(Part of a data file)
▶

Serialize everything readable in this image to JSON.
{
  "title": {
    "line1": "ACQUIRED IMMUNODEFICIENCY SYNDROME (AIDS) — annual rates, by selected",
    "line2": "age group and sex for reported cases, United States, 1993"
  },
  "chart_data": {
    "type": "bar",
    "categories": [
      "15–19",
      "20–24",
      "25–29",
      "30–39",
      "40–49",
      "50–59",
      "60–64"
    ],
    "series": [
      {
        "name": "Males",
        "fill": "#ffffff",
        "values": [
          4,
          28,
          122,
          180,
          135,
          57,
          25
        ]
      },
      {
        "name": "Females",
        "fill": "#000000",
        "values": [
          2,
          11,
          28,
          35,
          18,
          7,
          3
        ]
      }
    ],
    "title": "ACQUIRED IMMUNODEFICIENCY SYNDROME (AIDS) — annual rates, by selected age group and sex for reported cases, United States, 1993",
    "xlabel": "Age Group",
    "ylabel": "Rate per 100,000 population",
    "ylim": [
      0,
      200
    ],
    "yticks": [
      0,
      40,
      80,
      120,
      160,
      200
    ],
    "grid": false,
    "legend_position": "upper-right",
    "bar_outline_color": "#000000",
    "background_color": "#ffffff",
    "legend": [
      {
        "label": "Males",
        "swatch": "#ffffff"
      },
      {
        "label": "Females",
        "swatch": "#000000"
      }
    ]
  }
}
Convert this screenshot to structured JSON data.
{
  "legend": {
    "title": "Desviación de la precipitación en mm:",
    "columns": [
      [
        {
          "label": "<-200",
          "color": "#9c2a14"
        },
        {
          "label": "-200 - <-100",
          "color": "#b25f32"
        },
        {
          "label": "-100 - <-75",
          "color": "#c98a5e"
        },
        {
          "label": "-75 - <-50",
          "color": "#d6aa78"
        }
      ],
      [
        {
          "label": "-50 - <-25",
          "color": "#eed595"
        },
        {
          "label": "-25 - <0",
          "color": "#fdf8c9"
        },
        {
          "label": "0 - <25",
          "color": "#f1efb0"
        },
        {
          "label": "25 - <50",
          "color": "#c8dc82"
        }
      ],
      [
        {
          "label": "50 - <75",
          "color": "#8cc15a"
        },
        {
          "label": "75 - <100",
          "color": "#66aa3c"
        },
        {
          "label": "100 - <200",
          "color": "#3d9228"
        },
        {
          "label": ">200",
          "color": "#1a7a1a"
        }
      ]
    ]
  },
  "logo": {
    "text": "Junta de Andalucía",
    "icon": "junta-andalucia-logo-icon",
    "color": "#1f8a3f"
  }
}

◀

Using the entries above, return each line that includes the word "IMMUNODEFICIENCY".

    "line1": "ACQUIRED IMMUNODEFICIENCY SYNDROME (AIDS) — annual rates, by selected",
    "title": "ACQUIRED IMMUNODEFICIENCY SYNDROME (AIDS) — annual rates, by selected age group and sex for reported cases, United States, 1993",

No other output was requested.